EXERCISE AIM —
Locate the string "penales" throughout the material and copy every line in which it occurs.

TASK DATA —
++++

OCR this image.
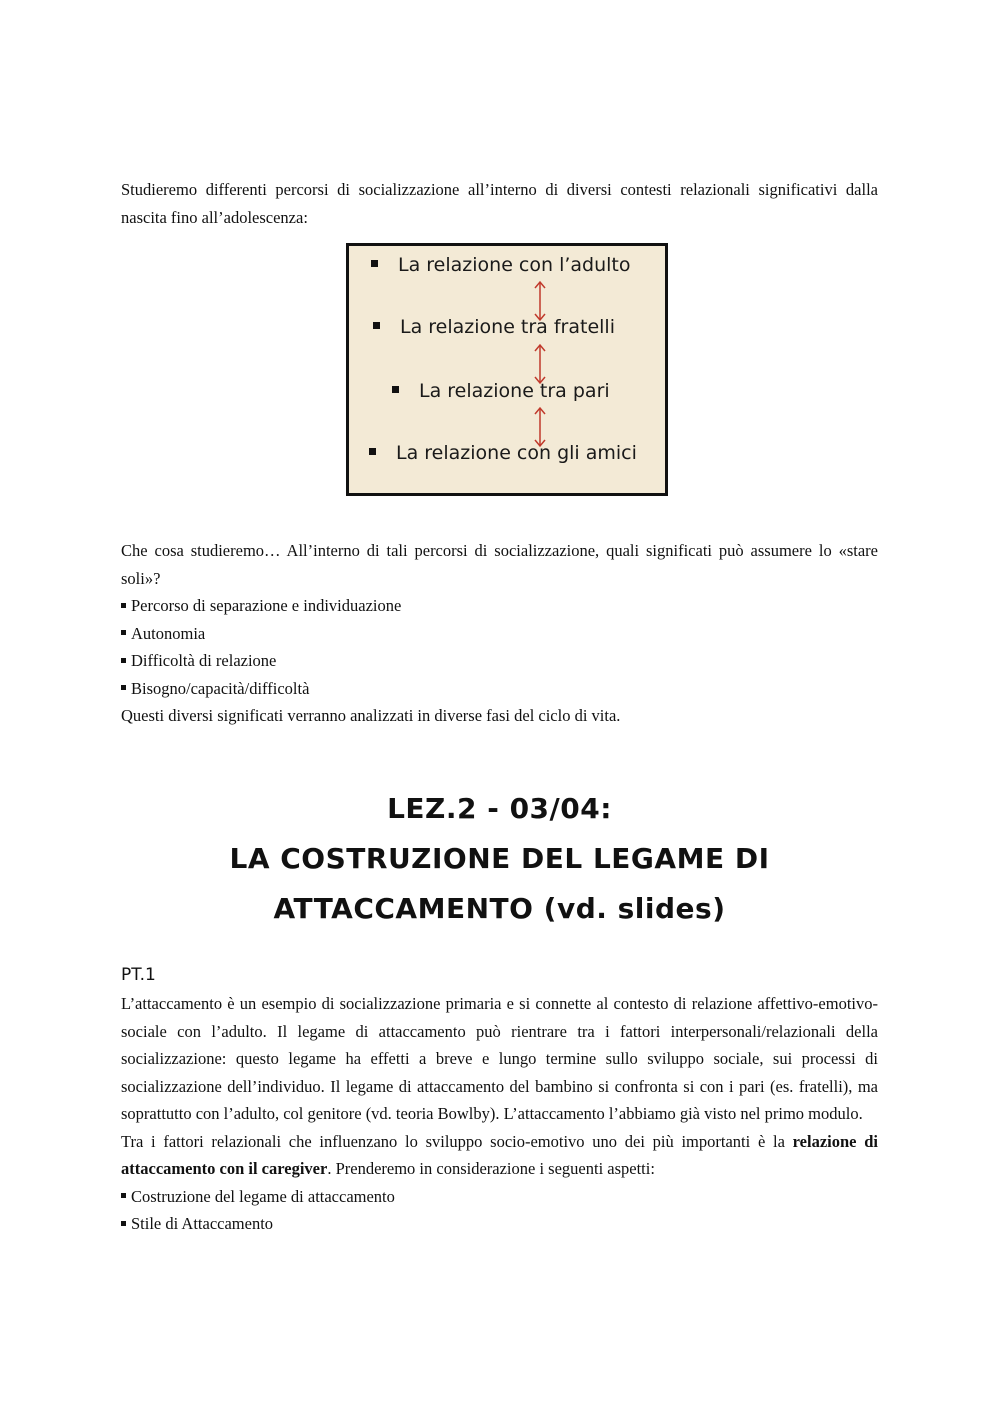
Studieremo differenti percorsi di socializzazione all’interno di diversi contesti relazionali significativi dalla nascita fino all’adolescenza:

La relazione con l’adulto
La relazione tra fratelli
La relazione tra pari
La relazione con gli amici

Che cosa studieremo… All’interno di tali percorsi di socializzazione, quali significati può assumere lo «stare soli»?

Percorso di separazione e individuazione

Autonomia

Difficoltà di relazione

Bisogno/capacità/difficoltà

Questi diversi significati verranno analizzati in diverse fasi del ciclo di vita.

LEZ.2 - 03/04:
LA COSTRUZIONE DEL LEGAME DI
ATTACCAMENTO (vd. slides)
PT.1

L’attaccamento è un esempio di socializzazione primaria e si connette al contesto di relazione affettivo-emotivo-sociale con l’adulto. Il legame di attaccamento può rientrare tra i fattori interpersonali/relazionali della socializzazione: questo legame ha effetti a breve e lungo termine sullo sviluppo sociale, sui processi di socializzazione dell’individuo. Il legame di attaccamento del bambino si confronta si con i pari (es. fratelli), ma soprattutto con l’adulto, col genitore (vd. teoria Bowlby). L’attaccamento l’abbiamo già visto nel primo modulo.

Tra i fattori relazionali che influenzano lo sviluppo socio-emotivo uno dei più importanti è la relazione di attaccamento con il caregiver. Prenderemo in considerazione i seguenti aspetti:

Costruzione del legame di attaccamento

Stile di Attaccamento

++++

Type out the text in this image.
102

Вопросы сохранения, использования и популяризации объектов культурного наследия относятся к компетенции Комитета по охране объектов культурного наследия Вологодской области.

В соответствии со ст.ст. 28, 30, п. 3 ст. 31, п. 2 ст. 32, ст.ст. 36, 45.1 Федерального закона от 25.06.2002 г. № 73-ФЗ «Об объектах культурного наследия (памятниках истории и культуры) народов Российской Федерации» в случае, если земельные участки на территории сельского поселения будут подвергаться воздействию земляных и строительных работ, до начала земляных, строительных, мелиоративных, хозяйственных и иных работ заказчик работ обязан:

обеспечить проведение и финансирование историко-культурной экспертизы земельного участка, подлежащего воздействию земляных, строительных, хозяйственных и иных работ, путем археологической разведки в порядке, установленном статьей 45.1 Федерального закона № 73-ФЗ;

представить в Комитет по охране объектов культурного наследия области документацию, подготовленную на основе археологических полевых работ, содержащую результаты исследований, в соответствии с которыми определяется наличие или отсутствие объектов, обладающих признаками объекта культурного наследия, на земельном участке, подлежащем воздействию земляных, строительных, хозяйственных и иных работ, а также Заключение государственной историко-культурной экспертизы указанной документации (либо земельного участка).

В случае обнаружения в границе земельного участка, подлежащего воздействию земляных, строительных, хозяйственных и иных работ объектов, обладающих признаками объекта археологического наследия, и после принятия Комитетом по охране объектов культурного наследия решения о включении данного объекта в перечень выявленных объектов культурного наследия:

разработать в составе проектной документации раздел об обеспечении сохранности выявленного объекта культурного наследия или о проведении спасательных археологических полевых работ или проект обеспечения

++++

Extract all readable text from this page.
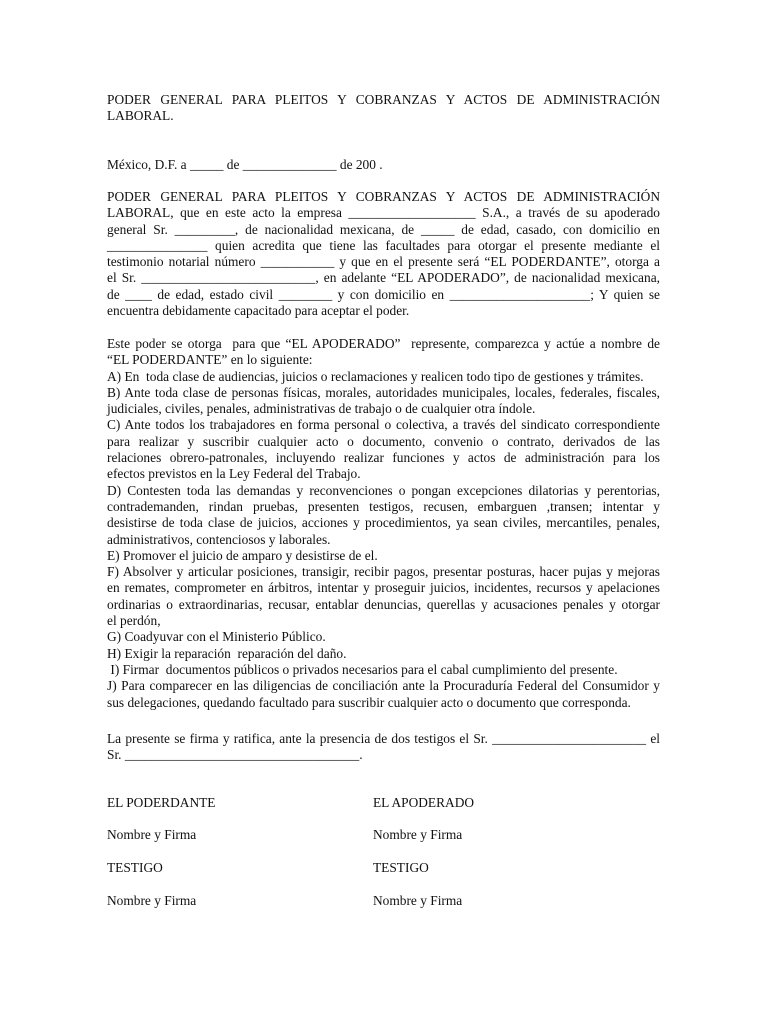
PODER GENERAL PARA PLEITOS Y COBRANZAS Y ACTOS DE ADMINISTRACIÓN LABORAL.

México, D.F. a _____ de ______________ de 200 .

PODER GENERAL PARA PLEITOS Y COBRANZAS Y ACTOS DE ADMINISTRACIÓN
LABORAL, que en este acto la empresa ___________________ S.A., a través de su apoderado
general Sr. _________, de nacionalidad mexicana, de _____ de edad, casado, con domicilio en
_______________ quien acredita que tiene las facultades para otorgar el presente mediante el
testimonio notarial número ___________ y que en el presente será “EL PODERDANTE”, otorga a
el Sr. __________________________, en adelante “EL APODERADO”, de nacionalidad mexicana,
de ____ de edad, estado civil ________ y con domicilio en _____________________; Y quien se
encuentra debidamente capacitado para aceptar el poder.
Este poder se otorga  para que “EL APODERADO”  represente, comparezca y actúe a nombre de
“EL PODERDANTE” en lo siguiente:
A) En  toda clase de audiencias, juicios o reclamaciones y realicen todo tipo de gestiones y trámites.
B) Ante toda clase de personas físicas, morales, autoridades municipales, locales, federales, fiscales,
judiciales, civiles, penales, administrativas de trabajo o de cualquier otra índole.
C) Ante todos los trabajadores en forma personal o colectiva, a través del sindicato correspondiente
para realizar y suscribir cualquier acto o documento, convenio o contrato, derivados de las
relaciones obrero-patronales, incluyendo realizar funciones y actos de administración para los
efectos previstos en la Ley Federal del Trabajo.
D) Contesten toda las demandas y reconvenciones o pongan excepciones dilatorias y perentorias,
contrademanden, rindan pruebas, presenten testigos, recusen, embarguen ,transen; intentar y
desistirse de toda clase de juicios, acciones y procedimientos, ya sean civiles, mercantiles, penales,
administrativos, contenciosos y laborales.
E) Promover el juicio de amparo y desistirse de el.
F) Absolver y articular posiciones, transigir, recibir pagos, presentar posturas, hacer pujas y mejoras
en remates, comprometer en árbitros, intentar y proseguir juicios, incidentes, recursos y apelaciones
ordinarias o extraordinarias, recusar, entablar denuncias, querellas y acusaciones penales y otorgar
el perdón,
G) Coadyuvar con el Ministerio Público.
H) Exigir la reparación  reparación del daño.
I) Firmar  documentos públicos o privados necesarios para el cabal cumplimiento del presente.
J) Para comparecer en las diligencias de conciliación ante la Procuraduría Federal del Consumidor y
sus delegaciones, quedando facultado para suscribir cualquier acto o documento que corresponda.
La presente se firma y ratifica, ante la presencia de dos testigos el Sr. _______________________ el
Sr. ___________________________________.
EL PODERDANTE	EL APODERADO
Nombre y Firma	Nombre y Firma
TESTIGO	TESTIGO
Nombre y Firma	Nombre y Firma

++++

TASK RESULT —
judiciales, civiles, penales, administrativas de trabajo o de cualquier otra índole.
desistirse de toda clase de juicios, acciones y procedimientos, ya sean civiles, mercantiles, penales,
ordinarias o extraordinarias, recusar, entablar denuncias, querellas y acusaciones penales y otorgar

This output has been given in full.